------ EXERCISE DATA ------

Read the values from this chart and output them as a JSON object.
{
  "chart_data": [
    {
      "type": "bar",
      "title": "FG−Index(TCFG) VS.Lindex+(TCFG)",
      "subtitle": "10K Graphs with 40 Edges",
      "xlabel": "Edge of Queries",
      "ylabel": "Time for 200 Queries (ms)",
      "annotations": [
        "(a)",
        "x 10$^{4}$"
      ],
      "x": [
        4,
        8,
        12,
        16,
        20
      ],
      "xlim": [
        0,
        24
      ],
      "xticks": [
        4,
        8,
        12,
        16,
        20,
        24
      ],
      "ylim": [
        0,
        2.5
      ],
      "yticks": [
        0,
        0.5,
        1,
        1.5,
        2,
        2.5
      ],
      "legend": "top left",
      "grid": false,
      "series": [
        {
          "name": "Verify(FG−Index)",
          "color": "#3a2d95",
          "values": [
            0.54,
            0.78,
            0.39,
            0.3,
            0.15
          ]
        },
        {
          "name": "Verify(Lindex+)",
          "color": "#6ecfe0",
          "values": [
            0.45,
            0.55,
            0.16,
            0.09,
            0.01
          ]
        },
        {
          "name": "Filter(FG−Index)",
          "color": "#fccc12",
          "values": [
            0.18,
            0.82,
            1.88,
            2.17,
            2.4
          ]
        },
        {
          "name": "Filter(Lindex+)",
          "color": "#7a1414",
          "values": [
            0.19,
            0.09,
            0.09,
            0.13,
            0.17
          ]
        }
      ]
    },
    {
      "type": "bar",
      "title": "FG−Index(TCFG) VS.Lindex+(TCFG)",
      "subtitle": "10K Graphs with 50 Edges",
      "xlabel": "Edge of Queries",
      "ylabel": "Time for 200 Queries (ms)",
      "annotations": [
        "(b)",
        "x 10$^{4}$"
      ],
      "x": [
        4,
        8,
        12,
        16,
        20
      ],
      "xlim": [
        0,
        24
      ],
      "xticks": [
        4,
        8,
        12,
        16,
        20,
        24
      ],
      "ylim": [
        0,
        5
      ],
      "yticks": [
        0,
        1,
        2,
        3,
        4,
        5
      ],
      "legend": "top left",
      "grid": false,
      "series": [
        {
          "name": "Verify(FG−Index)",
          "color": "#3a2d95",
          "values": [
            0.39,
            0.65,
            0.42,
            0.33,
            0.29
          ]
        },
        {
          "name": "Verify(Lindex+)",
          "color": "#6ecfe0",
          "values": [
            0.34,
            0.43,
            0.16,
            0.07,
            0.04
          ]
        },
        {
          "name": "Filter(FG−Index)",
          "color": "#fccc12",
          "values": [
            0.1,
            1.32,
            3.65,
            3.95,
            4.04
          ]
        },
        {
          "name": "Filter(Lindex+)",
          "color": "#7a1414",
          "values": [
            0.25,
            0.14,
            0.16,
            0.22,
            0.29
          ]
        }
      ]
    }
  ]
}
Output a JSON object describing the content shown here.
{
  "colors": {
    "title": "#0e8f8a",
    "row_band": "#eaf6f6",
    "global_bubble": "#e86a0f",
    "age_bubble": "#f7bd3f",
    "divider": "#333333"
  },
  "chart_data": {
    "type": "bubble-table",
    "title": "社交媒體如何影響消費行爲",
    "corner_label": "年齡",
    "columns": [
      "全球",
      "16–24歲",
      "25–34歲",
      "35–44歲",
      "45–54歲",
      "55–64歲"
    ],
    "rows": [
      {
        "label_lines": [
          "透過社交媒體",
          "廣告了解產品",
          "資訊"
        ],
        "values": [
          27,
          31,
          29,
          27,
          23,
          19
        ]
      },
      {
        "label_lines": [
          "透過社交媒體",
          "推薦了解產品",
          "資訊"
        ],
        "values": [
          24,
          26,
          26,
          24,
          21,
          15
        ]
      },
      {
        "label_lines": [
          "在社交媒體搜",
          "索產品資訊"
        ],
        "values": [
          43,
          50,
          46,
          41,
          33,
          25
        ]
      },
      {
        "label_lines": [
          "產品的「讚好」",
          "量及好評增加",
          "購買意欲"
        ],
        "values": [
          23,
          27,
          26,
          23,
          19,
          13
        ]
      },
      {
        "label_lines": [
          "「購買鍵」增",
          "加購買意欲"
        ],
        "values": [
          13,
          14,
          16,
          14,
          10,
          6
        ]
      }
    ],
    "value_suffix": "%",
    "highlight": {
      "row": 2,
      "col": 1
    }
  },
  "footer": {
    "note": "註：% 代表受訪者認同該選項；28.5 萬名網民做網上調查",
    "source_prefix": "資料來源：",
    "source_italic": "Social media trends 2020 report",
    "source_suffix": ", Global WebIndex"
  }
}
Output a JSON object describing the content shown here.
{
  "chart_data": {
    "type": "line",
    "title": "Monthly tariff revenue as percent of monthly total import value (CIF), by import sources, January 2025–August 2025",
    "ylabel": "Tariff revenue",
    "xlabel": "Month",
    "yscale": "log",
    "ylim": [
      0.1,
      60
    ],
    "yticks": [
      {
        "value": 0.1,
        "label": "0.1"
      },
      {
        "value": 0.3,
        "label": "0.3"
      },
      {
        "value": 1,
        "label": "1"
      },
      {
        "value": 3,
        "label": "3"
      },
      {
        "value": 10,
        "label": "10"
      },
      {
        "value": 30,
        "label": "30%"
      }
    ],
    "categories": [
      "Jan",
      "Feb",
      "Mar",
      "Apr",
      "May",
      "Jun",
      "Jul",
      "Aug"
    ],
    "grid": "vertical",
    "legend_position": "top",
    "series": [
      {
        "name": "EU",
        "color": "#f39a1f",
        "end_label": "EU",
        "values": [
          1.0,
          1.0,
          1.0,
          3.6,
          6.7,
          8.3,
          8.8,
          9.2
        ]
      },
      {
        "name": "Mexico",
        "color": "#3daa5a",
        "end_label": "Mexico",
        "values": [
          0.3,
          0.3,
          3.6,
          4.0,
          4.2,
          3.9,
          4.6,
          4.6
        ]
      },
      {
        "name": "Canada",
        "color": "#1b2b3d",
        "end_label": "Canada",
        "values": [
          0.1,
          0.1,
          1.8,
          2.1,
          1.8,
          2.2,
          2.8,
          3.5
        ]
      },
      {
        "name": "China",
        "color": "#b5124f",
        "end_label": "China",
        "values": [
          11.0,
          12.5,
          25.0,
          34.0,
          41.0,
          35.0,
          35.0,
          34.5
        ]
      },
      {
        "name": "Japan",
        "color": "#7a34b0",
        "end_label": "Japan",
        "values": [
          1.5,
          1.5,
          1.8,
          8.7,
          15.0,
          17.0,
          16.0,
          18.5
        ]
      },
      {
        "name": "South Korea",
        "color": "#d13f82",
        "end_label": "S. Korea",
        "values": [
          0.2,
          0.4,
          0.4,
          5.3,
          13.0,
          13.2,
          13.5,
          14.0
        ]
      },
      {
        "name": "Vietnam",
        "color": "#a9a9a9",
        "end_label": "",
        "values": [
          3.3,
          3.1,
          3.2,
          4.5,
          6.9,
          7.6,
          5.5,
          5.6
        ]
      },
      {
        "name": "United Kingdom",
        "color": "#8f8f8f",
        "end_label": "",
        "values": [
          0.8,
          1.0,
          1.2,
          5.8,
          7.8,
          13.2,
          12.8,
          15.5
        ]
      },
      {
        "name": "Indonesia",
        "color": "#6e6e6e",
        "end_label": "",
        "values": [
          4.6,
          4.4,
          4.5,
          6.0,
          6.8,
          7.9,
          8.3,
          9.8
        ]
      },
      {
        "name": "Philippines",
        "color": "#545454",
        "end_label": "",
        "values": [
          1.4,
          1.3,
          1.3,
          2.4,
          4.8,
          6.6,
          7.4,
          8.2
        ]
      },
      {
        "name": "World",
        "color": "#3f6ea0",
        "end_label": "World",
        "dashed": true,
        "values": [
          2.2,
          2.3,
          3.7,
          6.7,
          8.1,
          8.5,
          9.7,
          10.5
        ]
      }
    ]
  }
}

------

• YOUR OBJECTIVE
Take the entries above and transcribe them in full.

• REPLY TO THE EXERCISE
Read the values from this chart and output them as a JSON object.
{
  "chart_data": [
    {
      "type": "bar",
      "title": "FG−Index(TCFG) VS.Lindex+(TCFG)",
      "subtitle": "10K Graphs with 40 Edges",
      "xlabel": "Edge of Queries",
      "ylabel": "Time for 200 Queries (ms)",
      "annotations": [
        "(a)",
        "x 10$^{4}$"
      ],
      "x": [
        4,
        8,
        12,
        16,
        20
      ],
      "xlim": [
        0,
        24
      ],
      "xticks": [
        4,
        8,
        12,
        16,
        20,
        24
      ],
      "ylim": [
        0,
        2.5
      ],
      "yticks": [
        0,
        0.5,
        1,
        1.5,
        2,
        2.5
      ],
      "legend": "top left",
      "grid": false,
      "series": [
        {
          "name": "Verify(FG−Index)",
          "color": "#3a2d95",
          "values": [
            0.54,
            0.78,
            0.39,
            0.3,
            0.15
          ]
        },
        {
          "name": "Verify(Lindex+)",
          "color": "#6ecfe0",
          "values": [
            0.45,
            0.55,
            0.16,
            0.09,
            0.01
          ]
        },
        {
          "name": "Filter(FG−Index)",
          "color": "#fccc12",
          "values": [
            0.18,
            0.82,
            1.88,
            2.17,
            2.4
          ]
        },
        {
          "name": "Filter(Lindex+)",
          "color": "#7a1414",
          "values": [
            0.19,
            0.09,
            0.09,
            0.13,
            0.17
          ]
        }
      ]
    },
    {
      "type": "bar",
      "title": "FG−Index(TCFG) VS.Lindex+(TCFG)",
      "subtitle": "10K Graphs with 50 Edges",
      "xlabel": "Edge of Queries",
      "ylabel": "Time for 200 Queries (ms)",
      "annotations": [
        "(b)",
        "x 10$^{4}$"
      ],
      "x": [
        4,
        8,
        12,
        16,
        20
      ],
      "xlim": [
        0,
        24
      ],
      "xticks": [
        4,
        8,
        12,
        16,
        20,
        24
      ],
      "ylim": [
        0,
        5
      ],
      "yticks": [
        0,
        1,
        2,
        3,
        4,
        5
      ],
      "legend": "top left",
      "grid": false,
      "series": [
        {
          "name": "Verify(FG−Index)",
          "color": "#3a2d95",
          "values": [
            0.39,
            0.65,
            0.42,
            0.33,
            0.29
          ]
        },
        {
          "name": "Verify(Lindex+)",
          "color": "#6ecfe0",
          "values": [
            0.34,
            0.43,
            0.16,
            0.07,
            0.04
          ]
        },
        {
          "name": "Filter(FG−Index)",
          "color": "#fccc12",
          "values": [
            0.1,
            1.32,
            3.65,
            3.95,
            4.04
          ]
        },
        {
          "name": "Filter(Lindex+)",
          "color": "#7a1414",
          "values": [
            0.25,
            0.14,
            0.16,
            0.22,
            0.29
          ]
        }
      ]
    }
  ]
}
Output a JSON object describing the content shown here.
{
  "colors": {
    "title": "#0e8f8a",
    "row_band": "#eaf6f6",
    "global_bubble": "#e86a0f",
    "age_bubble": "#f7bd3f",
    "divider": "#333333"
  },
  "chart_data": {
    "type": "bubble-table",
    "title": "社交媒體如何影響消費行爲",
    "corner_label": "年齡",
    "columns": [
      "全球",
      "16–24歲",
      "25–34歲",
      "35–44歲",
      "45–54歲",
      "55–64歲"
    ],
    "rows": [
      {
        "label_lines": [
          "透過社交媒體",
          "廣告了解產品",
          "資訊"
        ],
        "values": [
          27,
          31,
          29,
          27,
          23,
          19
        ]
      },
      {
        "label_lines": [
          "透過社交媒體",
          "推薦了解產品",
          "資訊"
        ],
        "values": [
          24,
          26,
          26,
          24,
          21,
          15
        ]
      },
      {
        "label_lines": [
          "在社交媒體搜",
          "索產品資訊"
        ],
        "values": [
          43,
          50,
          46,
          41,
          33,
          25
        ]
      },
      {
        "label_lines": [
          "產品的「讚好」",
          "量及好評增加",
          "購買意欲"
        ],
        "values": [
          23,
          27,
          26,
          23,
          19,
          13
        ]
      },
      {
        "label_lines": [
          "「購買鍵」增",
          "加購買意欲"
        ],
        "values": [
          13,
          14,
          16,
          14,
          10,
          6
        ]
      }
    ],
    "value_suffix": "%",
    "highlight": {
      "row": 2,
      "col": 1
    }
  },
  "footer": {
    "note": "註：% 代表受訪者認同該選項；28.5 萬名網民做網上調查",
    "source_prefix": "資料來源：",
    "source_italic": "Social media trends 2020 report",
    "source_suffix": ", Global WebIndex"
  }
}
Output a JSON object describing the content shown here.
{
  "chart_data": {
    "type": "line",
    "title": "Monthly tariff revenue as percent of monthly total import value (CIF), by import sources, January 2025–August 2025",
    "ylabel": "Tariff revenue",
    "xlabel": "Month",
    "yscale": "log",
    "ylim": [
      0.1,
      60
    ],
    "yticks": [
      {
        "value": 0.1,
        "label": "0.1"
      },
      {
        "value": 0.3,
        "label": "0.3"
      },
      {
        "value": 1,
        "label": "1"
      },
      {
        "value": 3,
        "label": "3"
      },
      {
        "value": 10,
        "label": "10"
      },
      {
        "value": 30,
        "label": "30%"
      }
    ],
    "categories": [
      "Jan",
      "Feb",
      "Mar",
      "Apr",
      "May",
      "Jun",
      "Jul",
      "Aug"
    ],
    "grid": "vertical",
    "legend_position": "top",
    "series": [
      {
        "name": "EU",
        "color": "#f39a1f",
        "end_label": "EU",
        "values": [
          1.0,
          1.0,
          1.0,
          3.6,
          6.7,
          8.3,
          8.8,
          9.2
        ]
      },
      {
        "name": "Mexico",
        "color": "#3daa5a",
        "end_label": "Mexico",
        "values": [
          0.3,
          0.3,
          3.6,
          4.0,
          4.2,
          3.9,
          4.6,
          4.6
        ]
      },
      {
        "name": "Canada",
        "color": "#1b2b3d",
        "end_label": "Canada",
        "values": [
          0.1,
          0.1,
          1.8,
          2.1,
          1.8,
          2.2,
          2.8,
          3.5
        ]
      },
      {
        "name": "China",
        "color": "#b5124f",
        "end_label": "China",
        "values": [
          11.0,
          12.5,
          25.0,
          34.0,
          41.0,
          35.0,
          35.0,
          34.5
        ]
      },
      {
        "name": "Japan",
        "color": "#7a34b0",
        "end_label": "Japan",
        "values": [
          1.5,
          1.5,
          1.8,
          8.7,
          15.0,
          17.0,
          16.0,
          18.5
        ]
      },
      {
        "name": "South Korea",
        "color": "#d13f82",
        "end_label": "S. Korea",
        "values": [
          0.2,
          0.4,
          0.4,
          5.3,
          13.0,
          13.2,
          13.5,
          14.0
        ]
      },
      {
        "name": "Vietnam",
        "color": "#a9a9a9",
        "end_label": "",
        "values": [
          3.3,
          3.1,
          3.2,
          4.5,
          6.9,
          7.6,
          5.5,
          5.6
        ]
      },
      {
        "name": "United Kingdom",
        "color": "#8f8f8f",
        "end_label": "",
        "values": [
          0.8,
          1.0,
          1.2,
          5.8,
          7.8,
          13.2,
          12.8,
          15.5
        ]
      },
      {
        "name": "Indonesia",
        "color": "#6e6e6e",
        "end_label": "",
        "values": [
          4.6,
          4.4,
          4.5,
          6.0,
          6.8,
          7.9,
          8.3,
          9.8
        ]
      },
      {
        "name": "Philippines",
        "color": "#545454",
        "end_label": "",
        "values": [
          1.4,
          1.3,
          1.3,
          2.4,
          4.8,
          6.6,
          7.4,
          8.2
        ]
      },
      {
        "name": "World",
        "color": "#3f6ea0",
        "end_label": "World",
        "dashed": true,
        "values": [
          2.2,
          2.3,
          3.7,
          6.7,
          8.1,
          8.5,
          9.7,
          10.5
        ]
      }
    ]
  }
}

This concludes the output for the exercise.